• **Task to carry out**
List all the lines in these records that hold "size".

— begin Task inputs —

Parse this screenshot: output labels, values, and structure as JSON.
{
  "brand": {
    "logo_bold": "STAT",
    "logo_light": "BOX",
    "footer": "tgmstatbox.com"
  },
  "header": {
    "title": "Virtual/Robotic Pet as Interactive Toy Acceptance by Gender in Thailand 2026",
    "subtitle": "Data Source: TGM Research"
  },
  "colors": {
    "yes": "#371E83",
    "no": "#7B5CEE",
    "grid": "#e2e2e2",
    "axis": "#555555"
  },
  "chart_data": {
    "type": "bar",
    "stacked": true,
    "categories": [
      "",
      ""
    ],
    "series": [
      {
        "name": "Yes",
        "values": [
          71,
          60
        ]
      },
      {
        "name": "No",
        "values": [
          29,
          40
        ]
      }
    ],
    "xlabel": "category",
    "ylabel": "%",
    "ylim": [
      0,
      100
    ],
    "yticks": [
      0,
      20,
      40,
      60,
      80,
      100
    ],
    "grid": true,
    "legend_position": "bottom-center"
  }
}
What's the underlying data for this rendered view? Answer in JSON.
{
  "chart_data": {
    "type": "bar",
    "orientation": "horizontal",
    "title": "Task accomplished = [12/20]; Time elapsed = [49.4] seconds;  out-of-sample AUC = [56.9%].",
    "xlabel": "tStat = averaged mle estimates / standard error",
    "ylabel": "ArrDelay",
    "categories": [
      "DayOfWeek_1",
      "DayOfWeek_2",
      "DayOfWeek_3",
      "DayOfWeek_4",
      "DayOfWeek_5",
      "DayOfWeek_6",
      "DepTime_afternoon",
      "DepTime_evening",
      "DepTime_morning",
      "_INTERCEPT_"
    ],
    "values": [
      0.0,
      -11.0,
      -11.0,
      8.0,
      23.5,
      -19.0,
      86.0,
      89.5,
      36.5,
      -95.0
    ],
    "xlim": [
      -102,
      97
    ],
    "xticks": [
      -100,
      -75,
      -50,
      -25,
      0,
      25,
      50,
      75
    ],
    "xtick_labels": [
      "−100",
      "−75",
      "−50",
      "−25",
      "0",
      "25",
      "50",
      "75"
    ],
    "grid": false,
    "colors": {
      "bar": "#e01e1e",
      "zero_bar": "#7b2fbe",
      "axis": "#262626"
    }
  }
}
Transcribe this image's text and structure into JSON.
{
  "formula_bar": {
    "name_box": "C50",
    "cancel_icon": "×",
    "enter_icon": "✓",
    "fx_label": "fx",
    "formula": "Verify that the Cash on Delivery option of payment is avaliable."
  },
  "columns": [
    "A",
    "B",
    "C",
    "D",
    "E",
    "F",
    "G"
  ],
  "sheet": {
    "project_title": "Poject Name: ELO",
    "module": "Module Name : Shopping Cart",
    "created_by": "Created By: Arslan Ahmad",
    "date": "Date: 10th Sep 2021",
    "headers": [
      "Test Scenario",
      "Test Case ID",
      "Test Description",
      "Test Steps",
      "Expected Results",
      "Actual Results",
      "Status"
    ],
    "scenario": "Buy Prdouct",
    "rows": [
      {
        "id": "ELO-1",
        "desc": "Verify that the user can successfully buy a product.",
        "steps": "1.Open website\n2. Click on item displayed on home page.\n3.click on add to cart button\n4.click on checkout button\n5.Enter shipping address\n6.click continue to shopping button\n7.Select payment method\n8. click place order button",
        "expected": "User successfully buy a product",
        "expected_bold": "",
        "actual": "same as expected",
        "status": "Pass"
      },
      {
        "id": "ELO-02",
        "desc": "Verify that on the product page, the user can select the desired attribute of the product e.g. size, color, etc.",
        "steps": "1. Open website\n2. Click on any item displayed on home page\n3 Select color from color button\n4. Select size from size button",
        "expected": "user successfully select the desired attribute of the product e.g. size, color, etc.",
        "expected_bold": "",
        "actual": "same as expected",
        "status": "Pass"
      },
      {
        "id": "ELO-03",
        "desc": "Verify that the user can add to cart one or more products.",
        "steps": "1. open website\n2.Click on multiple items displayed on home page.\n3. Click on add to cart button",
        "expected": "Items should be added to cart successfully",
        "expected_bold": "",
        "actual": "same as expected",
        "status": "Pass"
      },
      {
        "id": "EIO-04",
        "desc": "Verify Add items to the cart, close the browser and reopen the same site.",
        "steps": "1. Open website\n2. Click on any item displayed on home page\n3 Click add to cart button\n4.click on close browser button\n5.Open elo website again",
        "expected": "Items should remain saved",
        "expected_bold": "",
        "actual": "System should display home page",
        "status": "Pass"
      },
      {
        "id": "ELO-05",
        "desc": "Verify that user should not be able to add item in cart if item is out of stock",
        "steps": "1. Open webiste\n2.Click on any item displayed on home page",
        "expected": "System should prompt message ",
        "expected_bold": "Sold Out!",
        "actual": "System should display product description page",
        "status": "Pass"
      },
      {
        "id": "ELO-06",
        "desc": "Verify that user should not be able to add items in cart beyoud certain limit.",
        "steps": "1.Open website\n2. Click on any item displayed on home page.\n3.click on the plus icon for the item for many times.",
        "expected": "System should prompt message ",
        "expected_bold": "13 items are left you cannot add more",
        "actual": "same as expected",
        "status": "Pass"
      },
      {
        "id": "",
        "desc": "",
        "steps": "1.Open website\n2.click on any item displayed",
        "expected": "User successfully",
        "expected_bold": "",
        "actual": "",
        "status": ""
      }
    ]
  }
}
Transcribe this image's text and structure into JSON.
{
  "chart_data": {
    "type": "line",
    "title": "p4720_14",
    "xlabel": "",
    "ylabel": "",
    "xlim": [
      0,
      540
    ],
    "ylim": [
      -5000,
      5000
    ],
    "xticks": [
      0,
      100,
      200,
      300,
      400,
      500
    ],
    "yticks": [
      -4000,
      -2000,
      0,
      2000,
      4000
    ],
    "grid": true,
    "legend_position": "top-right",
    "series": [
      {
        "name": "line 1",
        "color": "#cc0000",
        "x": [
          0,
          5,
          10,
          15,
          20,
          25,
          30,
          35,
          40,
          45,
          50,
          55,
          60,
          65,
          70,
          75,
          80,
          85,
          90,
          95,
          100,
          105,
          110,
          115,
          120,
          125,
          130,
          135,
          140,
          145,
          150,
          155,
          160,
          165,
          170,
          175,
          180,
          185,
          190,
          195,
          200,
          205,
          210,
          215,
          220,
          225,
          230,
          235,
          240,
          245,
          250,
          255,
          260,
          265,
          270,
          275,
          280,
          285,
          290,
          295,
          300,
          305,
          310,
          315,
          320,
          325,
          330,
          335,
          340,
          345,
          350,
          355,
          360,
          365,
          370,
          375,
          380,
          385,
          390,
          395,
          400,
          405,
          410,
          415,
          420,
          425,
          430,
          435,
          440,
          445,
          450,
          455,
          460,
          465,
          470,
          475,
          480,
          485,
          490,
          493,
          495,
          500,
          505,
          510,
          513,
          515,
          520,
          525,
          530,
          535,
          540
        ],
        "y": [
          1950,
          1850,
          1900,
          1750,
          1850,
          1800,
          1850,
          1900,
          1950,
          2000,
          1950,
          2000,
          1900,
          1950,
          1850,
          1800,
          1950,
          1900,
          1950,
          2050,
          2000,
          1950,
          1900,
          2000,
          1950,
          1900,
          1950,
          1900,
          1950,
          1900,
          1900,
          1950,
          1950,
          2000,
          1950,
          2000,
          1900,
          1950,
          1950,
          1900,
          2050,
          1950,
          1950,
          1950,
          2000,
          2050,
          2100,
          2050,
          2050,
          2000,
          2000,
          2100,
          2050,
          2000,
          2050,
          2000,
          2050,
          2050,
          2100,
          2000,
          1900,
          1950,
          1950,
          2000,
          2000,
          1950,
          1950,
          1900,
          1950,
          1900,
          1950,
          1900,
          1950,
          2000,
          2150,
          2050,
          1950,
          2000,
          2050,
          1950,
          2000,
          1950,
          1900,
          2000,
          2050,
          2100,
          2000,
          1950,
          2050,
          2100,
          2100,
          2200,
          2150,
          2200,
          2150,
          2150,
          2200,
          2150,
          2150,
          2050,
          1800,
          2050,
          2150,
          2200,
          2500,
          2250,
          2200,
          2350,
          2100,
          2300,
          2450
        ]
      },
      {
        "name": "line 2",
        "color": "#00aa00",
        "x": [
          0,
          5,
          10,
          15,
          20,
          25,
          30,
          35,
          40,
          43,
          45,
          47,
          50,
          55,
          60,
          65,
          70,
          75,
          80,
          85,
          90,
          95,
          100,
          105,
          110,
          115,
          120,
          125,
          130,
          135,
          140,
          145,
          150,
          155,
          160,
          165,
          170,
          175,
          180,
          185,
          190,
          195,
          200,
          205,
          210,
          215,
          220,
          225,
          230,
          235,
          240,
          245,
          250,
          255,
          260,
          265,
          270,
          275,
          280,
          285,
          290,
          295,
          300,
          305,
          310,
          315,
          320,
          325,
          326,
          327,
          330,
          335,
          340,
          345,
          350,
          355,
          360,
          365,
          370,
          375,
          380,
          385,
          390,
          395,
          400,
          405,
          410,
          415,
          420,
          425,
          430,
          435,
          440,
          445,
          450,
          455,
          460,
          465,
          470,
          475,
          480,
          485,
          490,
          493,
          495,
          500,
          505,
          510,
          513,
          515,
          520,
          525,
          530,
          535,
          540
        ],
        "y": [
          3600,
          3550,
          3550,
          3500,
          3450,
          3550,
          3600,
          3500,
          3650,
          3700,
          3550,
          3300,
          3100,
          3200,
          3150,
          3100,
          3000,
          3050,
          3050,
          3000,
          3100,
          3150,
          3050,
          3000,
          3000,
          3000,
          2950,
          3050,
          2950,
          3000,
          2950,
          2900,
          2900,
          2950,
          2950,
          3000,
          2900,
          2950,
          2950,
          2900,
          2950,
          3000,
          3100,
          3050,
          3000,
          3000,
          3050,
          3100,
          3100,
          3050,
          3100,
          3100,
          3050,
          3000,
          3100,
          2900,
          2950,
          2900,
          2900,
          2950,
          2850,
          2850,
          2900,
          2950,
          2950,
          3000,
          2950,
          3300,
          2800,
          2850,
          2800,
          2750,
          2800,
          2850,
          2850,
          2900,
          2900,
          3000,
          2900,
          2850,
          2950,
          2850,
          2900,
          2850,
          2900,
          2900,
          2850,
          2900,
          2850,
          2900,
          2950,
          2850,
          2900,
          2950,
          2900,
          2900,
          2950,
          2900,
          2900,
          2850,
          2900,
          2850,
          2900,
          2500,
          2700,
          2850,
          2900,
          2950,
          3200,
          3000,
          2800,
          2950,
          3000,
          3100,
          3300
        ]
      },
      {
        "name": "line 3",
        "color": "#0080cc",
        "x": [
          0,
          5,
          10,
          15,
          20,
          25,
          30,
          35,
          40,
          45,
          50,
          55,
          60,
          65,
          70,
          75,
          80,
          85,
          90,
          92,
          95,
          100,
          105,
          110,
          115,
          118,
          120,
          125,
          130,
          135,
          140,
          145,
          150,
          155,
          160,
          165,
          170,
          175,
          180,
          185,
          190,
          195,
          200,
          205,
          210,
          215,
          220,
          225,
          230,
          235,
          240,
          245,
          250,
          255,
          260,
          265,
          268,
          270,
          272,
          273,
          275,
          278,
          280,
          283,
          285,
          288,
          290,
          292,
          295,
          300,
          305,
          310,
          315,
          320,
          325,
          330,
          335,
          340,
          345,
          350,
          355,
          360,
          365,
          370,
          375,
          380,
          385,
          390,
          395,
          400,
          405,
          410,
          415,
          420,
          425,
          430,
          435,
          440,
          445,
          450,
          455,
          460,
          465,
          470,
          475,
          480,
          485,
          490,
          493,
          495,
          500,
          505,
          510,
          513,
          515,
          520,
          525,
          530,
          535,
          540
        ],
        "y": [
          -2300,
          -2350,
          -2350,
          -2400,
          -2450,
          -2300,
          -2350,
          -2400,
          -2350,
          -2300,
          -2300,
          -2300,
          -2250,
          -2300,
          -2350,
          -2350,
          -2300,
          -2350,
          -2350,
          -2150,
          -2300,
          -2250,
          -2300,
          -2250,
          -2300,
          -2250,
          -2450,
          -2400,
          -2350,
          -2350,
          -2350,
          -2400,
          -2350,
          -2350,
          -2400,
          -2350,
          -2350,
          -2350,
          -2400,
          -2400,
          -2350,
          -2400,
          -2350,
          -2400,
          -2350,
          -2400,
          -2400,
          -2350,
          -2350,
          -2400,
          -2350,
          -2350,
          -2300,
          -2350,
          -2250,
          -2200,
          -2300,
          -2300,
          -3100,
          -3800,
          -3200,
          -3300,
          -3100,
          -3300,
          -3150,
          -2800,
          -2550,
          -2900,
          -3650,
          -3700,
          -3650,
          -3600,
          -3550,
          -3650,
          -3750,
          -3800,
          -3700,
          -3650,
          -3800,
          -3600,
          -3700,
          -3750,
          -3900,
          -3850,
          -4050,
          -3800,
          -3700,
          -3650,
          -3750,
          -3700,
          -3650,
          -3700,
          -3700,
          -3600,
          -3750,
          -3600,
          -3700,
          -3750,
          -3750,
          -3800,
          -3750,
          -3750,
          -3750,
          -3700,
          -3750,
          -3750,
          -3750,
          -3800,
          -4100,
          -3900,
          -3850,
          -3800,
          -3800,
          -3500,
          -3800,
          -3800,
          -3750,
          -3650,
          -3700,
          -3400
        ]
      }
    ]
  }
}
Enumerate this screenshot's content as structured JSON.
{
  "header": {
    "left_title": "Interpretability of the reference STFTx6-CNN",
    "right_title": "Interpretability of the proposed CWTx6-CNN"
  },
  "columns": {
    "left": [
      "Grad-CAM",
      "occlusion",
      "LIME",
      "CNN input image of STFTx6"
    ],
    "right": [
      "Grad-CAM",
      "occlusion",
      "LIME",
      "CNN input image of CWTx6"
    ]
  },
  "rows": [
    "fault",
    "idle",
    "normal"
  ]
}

— end Task inputs —

• **Answer below**
        "desc": "Verify that on the product page, the user can select the desired attribute of the product e.g. size, color, etc.",
        "steps": "1. Open website\n2. Click on any item displayed on home page\n3 Select color from color button\n4. Select size from size button",
        "expected": "user successfully select the desired attribute of the product e.g. size, color, etc.",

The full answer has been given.